● **YOUR GOAL**:
Copy out all of the material, matching it word for word.

● **EXTRACTED DATA**:
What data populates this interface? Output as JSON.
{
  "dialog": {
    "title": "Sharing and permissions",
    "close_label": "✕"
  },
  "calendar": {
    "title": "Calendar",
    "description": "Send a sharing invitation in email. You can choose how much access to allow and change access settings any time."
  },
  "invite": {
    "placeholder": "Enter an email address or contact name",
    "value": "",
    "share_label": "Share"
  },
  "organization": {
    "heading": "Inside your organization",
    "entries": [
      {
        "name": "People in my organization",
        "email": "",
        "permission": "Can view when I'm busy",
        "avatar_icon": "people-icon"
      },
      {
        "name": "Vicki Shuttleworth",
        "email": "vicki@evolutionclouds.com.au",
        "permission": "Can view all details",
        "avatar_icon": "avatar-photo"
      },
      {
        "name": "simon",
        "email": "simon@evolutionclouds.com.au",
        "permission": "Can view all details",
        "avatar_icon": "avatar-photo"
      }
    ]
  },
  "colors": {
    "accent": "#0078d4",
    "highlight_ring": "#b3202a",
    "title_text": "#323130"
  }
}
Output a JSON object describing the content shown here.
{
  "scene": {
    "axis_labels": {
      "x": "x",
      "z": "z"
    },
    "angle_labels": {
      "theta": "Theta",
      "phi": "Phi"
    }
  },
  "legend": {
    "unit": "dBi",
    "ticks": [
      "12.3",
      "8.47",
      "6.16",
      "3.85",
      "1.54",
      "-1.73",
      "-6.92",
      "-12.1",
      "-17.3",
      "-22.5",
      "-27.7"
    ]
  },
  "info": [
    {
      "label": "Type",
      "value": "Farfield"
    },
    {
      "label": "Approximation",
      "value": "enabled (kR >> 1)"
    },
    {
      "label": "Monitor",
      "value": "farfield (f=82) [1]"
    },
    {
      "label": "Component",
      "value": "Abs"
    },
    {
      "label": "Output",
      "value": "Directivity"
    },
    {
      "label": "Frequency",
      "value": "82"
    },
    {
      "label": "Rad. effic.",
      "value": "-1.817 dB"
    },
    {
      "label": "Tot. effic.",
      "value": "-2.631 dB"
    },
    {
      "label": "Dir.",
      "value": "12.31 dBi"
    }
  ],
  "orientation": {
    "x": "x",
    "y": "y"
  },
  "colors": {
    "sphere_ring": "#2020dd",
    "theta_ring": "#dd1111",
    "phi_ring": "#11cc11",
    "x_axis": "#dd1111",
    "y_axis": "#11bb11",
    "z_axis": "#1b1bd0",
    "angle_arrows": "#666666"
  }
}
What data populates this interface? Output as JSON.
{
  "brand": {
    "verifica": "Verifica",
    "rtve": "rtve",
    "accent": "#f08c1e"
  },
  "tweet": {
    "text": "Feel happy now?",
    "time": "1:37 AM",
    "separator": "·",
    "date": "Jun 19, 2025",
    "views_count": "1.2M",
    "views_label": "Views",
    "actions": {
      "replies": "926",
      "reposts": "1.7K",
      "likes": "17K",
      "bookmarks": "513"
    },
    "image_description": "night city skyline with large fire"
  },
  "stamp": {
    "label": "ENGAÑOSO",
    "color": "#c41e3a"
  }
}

● **THE COMPLETED TASK**:
What data populates this interface? Output as JSON.
{
  "dialog": {
    "title": "Sharing and permissions",
    "close_label": "✕"
  },
  "calendar": {
    "title": "Calendar",
    "description": "Send a sharing invitation in email. You can choose how much access to allow and change access settings any time."
  },
  "invite": {
    "placeholder": "Enter an email address or contact name",
    "value": "",
    "share_label": "Share"
  },
  "organization": {
    "heading": "Inside your organization",
    "entries": [
      {
        "name": "People in my organization",
        "email": "",
        "permission": "Can view when I'm busy",
        "avatar_icon": "people-icon"
      },
      {
        "name": "Vicki Shuttleworth",
        "email": "vicki@evolutionclouds.com.au",
        "permission": "Can view all details",
        "avatar_icon": "avatar-photo"
      },
      {
        "name": "simon",
        "email": "simon@evolutionclouds.com.au",
        "permission": "Can view all details",
        "avatar_icon": "avatar-photo"
      }
    ]
  },
  "colors": {
    "accent": "#0078d4",
    "highlight_ring": "#b3202a",
    "title_text": "#323130"
  }
}
Output a JSON object describing the content shown here.
{
  "scene": {
    "axis_labels": {
      "x": "x",
      "z": "z"
    },
    "angle_labels": {
      "theta": "Theta",
      "phi": "Phi"
    }
  },
  "legend": {
    "unit": "dBi",
    "ticks": [
      "12.3",
      "8.47",
      "6.16",
      "3.85",
      "1.54",
      "-1.73",
      "-6.92",
      "-12.1",
      "-17.3",
      "-22.5",
      "-27.7"
    ]
  },
  "info": [
    {
      "label": "Type",
      "value": "Farfield"
    },
    {
      "label": "Approximation",
      "value": "enabled (kR >> 1)"
    },
    {
      "label": "Monitor",
      "value": "farfield (f=82) [1]"
    },
    {
      "label": "Component",
      "value": "Abs"
    },
    {
      "label": "Output",
      "value": "Directivity"
    },
    {
      "label": "Frequency",
      "value": "82"
    },
    {
      "label": "Rad. effic.",
      "value": "-1.817 dB"
    },
    {
      "label": "Tot. effic.",
      "value": "-2.631 dB"
    },
    {
      "label": "Dir.",
      "value": "12.31 dBi"
    }
  ],
  "orientation": {
    "x": "x",
    "y": "y"
  },
  "colors": {
    "sphere_ring": "#2020dd",
    "theta_ring": "#dd1111",
    "phi_ring": "#11cc11",
    "x_axis": "#dd1111",
    "y_axis": "#11bb11",
    "z_axis": "#1b1bd0",
    "angle_arrows": "#666666"
  }
}
What data populates this interface? Output as JSON.
{
  "brand": {
    "verifica": "Verifica",
    "rtve": "rtve",
    "accent": "#f08c1e"
  },
  "tweet": {
    "text": "Feel happy now?",
    "time": "1:37 AM",
    "separator": "·",
    "date": "Jun 19, 2025",
    "views_count": "1.2M",
    "views_label": "Views",
    "actions": {
      "replies": "926",
      "reposts": "1.7K",
      "likes": "17K",
      "bookmarks": "513"
    },
    "image_description": "night city skyline with large fire"
  },
  "stamp": {
    "label": "ENGAÑOSO",
    "color": "#c41e3a"
  }
}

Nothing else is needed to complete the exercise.